| Work required |
Search the listing below for "annotation". Copy each matching line.

╭──

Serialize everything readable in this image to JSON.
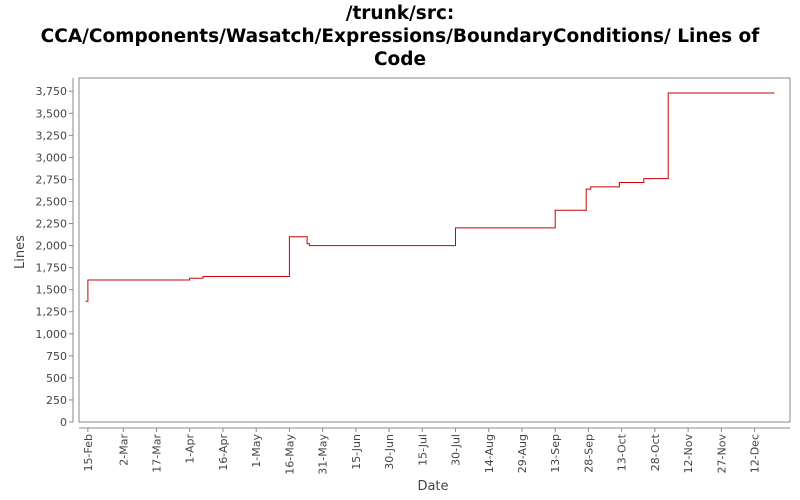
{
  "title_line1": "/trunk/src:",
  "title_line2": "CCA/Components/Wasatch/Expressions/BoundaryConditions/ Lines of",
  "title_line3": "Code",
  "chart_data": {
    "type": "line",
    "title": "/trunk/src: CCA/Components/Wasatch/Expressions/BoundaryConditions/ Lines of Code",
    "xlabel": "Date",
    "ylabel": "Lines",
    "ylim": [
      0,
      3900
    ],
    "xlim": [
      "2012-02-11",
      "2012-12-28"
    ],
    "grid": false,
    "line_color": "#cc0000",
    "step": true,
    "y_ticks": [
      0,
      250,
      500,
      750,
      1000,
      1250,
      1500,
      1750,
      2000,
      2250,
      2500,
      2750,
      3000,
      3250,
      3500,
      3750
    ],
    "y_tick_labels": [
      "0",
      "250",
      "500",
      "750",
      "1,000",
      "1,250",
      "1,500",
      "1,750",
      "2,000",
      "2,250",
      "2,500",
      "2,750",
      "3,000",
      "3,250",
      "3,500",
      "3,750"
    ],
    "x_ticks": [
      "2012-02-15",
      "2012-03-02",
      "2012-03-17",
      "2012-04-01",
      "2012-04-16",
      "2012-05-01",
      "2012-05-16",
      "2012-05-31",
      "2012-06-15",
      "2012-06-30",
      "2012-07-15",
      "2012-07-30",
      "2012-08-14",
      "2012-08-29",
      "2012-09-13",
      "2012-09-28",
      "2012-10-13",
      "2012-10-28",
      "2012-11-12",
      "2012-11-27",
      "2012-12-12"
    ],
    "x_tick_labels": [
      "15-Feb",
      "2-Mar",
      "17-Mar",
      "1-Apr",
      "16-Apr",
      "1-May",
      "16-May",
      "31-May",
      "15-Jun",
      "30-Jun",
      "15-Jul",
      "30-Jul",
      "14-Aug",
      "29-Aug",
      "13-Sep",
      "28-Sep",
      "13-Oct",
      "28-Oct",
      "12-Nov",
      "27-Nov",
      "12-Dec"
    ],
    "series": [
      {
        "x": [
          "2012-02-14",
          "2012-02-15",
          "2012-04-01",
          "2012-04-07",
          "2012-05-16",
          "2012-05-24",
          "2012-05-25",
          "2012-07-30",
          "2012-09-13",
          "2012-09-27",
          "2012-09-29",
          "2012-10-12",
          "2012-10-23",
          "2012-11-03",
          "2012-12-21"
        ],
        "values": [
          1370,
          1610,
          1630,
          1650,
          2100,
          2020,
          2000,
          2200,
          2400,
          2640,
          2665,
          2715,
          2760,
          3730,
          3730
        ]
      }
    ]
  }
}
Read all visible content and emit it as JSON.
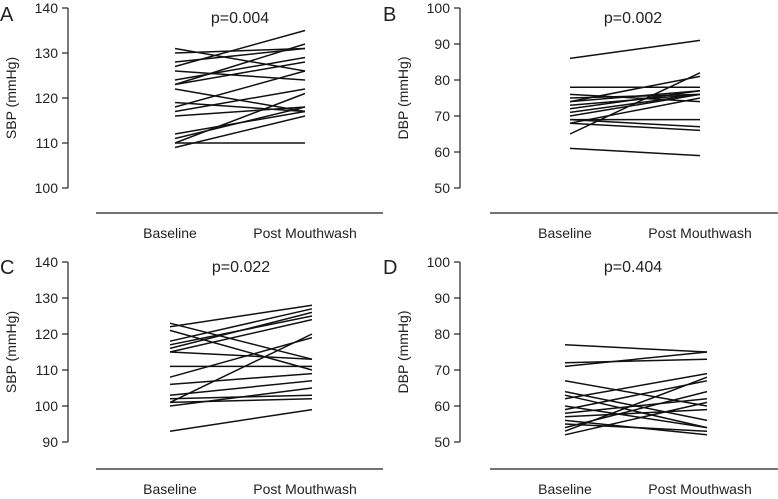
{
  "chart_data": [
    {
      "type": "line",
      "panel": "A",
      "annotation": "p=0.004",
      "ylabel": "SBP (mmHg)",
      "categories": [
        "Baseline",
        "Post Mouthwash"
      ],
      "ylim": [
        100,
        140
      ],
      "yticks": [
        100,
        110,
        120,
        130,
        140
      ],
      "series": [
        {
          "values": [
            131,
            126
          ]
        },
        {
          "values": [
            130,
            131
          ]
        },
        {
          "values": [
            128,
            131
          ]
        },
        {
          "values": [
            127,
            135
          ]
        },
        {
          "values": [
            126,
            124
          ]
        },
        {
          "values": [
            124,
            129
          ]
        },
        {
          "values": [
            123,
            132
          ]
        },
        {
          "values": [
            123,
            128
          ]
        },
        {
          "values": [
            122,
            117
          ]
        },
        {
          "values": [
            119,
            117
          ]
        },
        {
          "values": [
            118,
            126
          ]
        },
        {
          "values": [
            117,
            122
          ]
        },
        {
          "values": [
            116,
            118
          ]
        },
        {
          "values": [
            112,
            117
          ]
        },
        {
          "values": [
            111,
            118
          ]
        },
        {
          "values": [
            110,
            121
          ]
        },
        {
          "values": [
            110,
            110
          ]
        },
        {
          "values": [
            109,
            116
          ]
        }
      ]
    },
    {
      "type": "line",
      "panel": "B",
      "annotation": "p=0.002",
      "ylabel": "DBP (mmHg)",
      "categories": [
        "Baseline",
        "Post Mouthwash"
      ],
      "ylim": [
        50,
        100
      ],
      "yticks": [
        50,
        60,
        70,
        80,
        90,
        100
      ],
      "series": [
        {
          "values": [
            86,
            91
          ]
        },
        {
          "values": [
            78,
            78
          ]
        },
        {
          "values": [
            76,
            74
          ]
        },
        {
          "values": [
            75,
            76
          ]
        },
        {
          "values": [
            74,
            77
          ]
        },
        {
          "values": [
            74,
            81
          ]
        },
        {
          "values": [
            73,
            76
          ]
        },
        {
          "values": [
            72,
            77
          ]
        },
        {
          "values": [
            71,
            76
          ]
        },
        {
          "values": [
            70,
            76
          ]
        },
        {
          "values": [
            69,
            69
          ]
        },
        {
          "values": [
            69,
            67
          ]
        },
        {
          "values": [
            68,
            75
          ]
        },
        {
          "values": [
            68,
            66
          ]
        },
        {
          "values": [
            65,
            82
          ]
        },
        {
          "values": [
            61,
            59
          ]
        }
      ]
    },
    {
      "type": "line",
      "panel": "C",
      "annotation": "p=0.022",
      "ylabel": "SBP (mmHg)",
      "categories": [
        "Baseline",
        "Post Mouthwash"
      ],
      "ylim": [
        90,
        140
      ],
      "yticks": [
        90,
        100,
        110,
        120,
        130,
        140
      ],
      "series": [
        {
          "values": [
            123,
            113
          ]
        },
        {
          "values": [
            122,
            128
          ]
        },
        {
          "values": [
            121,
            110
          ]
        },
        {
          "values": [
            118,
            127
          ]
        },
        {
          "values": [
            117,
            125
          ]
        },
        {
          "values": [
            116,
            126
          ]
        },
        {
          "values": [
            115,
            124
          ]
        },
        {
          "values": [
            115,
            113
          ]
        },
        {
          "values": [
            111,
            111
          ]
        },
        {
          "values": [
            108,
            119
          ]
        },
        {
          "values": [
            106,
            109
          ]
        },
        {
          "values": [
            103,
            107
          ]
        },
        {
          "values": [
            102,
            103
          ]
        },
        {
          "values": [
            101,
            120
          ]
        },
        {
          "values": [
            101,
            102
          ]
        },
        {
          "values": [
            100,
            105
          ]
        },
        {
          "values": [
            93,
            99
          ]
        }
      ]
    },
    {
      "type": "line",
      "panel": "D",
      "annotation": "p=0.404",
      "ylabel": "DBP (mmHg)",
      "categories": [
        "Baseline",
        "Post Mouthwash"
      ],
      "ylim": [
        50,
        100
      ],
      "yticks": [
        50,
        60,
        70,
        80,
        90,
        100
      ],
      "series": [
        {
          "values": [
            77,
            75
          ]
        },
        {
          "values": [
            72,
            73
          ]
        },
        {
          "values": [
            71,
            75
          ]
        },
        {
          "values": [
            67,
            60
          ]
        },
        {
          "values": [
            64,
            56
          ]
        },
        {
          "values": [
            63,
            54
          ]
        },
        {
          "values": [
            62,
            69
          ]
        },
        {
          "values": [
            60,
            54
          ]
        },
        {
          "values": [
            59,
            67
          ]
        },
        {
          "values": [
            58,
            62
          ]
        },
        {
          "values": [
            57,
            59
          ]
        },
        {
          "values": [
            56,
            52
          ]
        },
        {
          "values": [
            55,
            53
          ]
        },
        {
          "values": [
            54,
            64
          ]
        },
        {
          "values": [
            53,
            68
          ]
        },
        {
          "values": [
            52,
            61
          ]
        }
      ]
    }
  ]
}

╰──

| The response |
      "annotation": "p=0.004",
      "annotation": "p=0.002",
      "annotation": "p=0.022",
      "annotation": "p=0.404",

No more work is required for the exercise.